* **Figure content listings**
□ □ □
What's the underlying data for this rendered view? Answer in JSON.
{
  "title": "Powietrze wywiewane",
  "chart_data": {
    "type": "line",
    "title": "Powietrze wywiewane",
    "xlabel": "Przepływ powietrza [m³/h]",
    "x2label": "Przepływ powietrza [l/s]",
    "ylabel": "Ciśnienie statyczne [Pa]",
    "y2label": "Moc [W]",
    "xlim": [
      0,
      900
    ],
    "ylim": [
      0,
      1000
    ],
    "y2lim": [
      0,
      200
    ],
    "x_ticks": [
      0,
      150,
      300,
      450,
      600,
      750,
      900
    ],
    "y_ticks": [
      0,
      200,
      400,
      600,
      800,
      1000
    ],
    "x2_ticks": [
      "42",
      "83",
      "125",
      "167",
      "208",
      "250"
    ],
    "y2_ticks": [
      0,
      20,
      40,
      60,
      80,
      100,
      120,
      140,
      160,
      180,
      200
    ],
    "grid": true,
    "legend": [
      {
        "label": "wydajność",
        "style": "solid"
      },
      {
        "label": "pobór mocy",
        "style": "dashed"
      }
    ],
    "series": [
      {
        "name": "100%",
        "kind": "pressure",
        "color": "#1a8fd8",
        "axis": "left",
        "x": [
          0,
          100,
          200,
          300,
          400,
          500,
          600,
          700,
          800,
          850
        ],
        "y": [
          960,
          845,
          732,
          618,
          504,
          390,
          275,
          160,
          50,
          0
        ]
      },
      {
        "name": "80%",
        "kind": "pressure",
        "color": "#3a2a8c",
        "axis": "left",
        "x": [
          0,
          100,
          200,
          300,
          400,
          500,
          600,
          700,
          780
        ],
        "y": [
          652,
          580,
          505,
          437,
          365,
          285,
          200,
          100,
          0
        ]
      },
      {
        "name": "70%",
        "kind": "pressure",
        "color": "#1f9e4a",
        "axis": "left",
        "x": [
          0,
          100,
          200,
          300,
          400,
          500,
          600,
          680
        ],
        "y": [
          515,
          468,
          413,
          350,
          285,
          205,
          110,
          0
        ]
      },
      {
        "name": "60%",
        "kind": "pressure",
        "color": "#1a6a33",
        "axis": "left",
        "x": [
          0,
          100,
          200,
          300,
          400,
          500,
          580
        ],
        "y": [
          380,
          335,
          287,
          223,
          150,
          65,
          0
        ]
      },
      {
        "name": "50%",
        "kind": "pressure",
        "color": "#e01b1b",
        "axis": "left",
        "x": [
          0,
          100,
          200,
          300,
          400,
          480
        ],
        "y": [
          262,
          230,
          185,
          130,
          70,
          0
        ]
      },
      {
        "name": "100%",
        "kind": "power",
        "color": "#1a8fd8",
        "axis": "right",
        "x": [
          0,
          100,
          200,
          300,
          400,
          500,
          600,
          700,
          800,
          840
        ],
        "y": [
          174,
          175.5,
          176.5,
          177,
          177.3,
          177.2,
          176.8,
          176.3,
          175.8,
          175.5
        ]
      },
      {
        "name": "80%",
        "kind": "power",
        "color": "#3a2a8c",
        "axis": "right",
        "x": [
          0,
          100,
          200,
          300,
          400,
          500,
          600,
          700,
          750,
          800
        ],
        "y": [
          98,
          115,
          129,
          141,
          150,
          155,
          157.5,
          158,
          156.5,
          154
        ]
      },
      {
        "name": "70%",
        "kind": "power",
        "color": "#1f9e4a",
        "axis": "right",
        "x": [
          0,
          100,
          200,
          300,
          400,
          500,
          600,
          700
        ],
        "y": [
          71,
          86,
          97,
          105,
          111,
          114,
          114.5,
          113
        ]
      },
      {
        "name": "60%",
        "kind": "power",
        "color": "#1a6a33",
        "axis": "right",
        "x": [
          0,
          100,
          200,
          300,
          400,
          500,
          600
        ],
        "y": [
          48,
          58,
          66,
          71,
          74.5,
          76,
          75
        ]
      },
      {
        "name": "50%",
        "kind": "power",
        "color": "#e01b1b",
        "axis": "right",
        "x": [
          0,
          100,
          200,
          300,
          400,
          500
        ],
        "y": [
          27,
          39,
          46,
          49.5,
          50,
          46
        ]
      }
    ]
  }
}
□ □ □
Locate each line containing the string "wywiewane" and show it.

  "title": "Powietrze wywiewane",
    "title": "Powietrze wywiewane",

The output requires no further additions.